Write the data out again in full, with no departure from the original.
start Information provided
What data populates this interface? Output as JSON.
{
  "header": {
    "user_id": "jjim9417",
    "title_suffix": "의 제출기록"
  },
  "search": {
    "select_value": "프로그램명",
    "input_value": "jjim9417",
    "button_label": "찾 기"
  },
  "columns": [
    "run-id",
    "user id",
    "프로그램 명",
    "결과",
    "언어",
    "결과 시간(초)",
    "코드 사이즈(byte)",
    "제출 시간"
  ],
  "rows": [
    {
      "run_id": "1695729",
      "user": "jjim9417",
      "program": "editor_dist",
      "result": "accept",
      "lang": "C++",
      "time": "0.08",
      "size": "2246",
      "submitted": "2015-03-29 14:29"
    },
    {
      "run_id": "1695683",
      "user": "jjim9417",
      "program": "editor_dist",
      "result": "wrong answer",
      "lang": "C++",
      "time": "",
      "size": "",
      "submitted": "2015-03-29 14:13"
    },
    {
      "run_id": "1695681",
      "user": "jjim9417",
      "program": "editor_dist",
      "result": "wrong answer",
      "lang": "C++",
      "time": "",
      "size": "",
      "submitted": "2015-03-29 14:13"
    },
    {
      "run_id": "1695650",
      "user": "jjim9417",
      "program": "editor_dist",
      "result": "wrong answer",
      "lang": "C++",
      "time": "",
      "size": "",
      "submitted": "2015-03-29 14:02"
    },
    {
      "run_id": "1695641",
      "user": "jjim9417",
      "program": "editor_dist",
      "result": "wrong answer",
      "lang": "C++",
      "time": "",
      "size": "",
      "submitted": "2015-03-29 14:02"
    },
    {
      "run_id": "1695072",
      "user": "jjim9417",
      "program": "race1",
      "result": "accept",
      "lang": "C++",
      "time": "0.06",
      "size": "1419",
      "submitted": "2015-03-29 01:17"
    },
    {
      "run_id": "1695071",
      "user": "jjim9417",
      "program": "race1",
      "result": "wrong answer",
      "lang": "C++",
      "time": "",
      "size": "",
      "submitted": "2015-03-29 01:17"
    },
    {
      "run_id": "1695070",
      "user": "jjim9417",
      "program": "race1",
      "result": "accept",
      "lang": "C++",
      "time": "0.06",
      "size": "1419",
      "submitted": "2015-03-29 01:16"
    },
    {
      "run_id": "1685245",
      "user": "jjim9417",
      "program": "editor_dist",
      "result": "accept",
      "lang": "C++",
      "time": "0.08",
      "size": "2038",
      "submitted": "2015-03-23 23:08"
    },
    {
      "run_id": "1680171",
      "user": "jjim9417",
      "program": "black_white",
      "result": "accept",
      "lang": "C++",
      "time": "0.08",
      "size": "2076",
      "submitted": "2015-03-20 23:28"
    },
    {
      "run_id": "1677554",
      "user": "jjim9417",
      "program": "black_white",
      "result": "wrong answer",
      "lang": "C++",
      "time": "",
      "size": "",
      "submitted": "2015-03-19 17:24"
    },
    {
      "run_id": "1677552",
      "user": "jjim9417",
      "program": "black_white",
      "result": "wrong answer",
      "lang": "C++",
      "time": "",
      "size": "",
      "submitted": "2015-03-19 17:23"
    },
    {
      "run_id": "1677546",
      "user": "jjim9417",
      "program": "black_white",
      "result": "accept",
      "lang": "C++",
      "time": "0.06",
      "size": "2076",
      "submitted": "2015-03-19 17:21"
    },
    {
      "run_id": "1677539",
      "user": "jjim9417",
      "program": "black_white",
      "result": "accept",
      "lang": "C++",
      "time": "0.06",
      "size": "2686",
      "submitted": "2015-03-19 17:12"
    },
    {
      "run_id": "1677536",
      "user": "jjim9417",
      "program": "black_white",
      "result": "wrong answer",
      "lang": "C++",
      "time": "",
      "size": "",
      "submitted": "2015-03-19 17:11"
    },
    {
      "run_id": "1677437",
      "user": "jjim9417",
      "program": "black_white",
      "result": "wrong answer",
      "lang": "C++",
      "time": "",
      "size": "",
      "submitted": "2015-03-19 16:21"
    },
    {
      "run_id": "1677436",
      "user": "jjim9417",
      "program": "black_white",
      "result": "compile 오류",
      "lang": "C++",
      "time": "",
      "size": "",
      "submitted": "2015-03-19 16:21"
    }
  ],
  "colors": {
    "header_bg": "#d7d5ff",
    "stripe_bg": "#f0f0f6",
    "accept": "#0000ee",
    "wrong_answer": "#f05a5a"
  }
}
end Information provided
*Solved exercise*:
What data populates this interface? Output as JSON.
{
  "header": {
    "user_id": "jjim9417",
    "title_suffix": "의 제출기록"
  },
  "search": {
    "select_value": "프로그램명",
    "input_value": "jjim9417",
    "button_label": "찾 기"
  },
  "columns": [
    "run-id",
    "user id",
    "프로그램 명",
    "결과",
    "언어",
    "결과 시간(초)",
    "코드 사이즈(byte)",
    "제출 시간"
  ],
  "rows": [
    {
      "run_id": "1695729",
      "user": "jjim9417",
      "program": "editor_dist",
      "result": "accept",
      "lang": "C++",
      "time": "0.08",
      "size": "2246",
      "submitted": "2015-03-29 14:29"
    },
    {
      "run_id": "1695683",
      "user": "jjim9417",
      "program": "editor_dist",
      "result": "wrong answer",
      "lang": "C++",
      "time": "",
      "size": "",
      "submitted": "2015-03-29 14:13"
    },
    {
      "run_id": "1695681",
      "user": "jjim9417",
      "program": "editor_dist",
      "result": "wrong answer",
      "lang": "C++",
      "time": "",
      "size": "",
      "submitted": "2015-03-29 14:13"
    },
    {
      "run_id": "1695650",
      "user": "jjim9417",
      "program": "editor_dist",
      "result": "wrong answer",
      "lang": "C++",
      "time": "",
      "size": "",
      "submitted": "2015-03-29 14:02"
    },
    {
      "run_id": "1695641",
      "user": "jjim9417",
      "program": "editor_dist",
      "result": "wrong answer",
      "lang": "C++",
      "time": "",
      "size": "",
      "submitted": "2015-03-29 14:02"
    },
    {
      "run_id": "1695072",
      "user": "jjim9417",
      "program": "race1",
      "result": "accept",
      "lang": "C++",
      "time": "0.06",
      "size": "1419",
      "submitted": "2015-03-29 01:17"
    },
    {
      "run_id": "1695071",
      "user": "jjim9417",
      "program": "race1",
      "result": "wrong answer",
      "lang": "C++",
      "time": "",
      "size": "",
      "submitted": "2015-03-29 01:17"
    },
    {
      "run_id": "1695070",
      "user": "jjim9417",
      "program": "race1",
      "result": "accept",
      "lang": "C++",
      "time": "0.06",
      "size": "1419",
      "submitted": "2015-03-29 01:16"
    },
    {
      "run_id": "1685245",
      "user": "jjim9417",
      "program": "editor_dist",
      "result": "accept",
      "lang": "C++",
      "time": "0.08",
      "size": "2038",
      "submitted": "2015-03-23 23:08"
    },
    {
      "run_id": "1680171",
      "user": "jjim9417",
      "program": "black_white",
      "result": "accept",
      "lang": "C++",
      "time": "0.08",
      "size": "2076",
      "submitted": "2015-03-20 23:28"
    },
    {
      "run_id": "1677554",
      "user": "jjim9417",
      "program": "black_white",
      "result": "wrong answer",
      "lang": "C++",
      "time": "",
      "size": "",
      "submitted": "2015-03-19 17:24"
    },
    {
      "run_id": "1677552",
      "user": "jjim9417",
      "program": "black_white",
      "result": "wrong answer",
      "lang": "C++",
      "time": "",
      "size": "",
      "submitted": "2015-03-19 17:23"
    },
    {
      "run_id": "1677546",
      "user": "jjim9417",
      "program": "black_white",
      "result": "accept",
      "lang": "C++",
      "time": "0.06",
      "size": "2076",
      "submitted": "2015-03-19 17:21"
    },
    {
      "run_id": "1677539",
      "user": "jjim9417",
      "program": "black_white",
      "result": "accept",
      "lang": "C++",
      "time": "0.06",
      "size": "2686",
      "submitted": "2015-03-19 17:12"
    },
    {
      "run_id": "1677536",
      "user": "jjim9417",
      "program": "black_white",
      "result": "wrong answer",
      "lang": "C++",
      "time": "",
      "size": "",
      "submitted": "2015-03-19 17:11"
    },
    {
      "run_id": "1677437",
      "user": "jjim9417",
      "program": "black_white",
      "result": "wrong answer",
      "lang": "C++",
      "time": "",
      "size": "",
      "submitted": "2015-03-19 16:21"
    },
    {
      "run_id": "1677436",
      "user": "jjim9417",
      "program": "black_white",
      "result": "compile 오류",
      "lang": "C++",
      "time": "",
      "size": "",
      "submitted": "2015-03-19 16:21"
    }
  ],
  "colors": {
    "header_bg": "#d7d5ff",
    "stripe_bg": "#f0f0f6",
    "accept": "#0000ee",
    "wrong_answer": "#f05a5a"
  }
}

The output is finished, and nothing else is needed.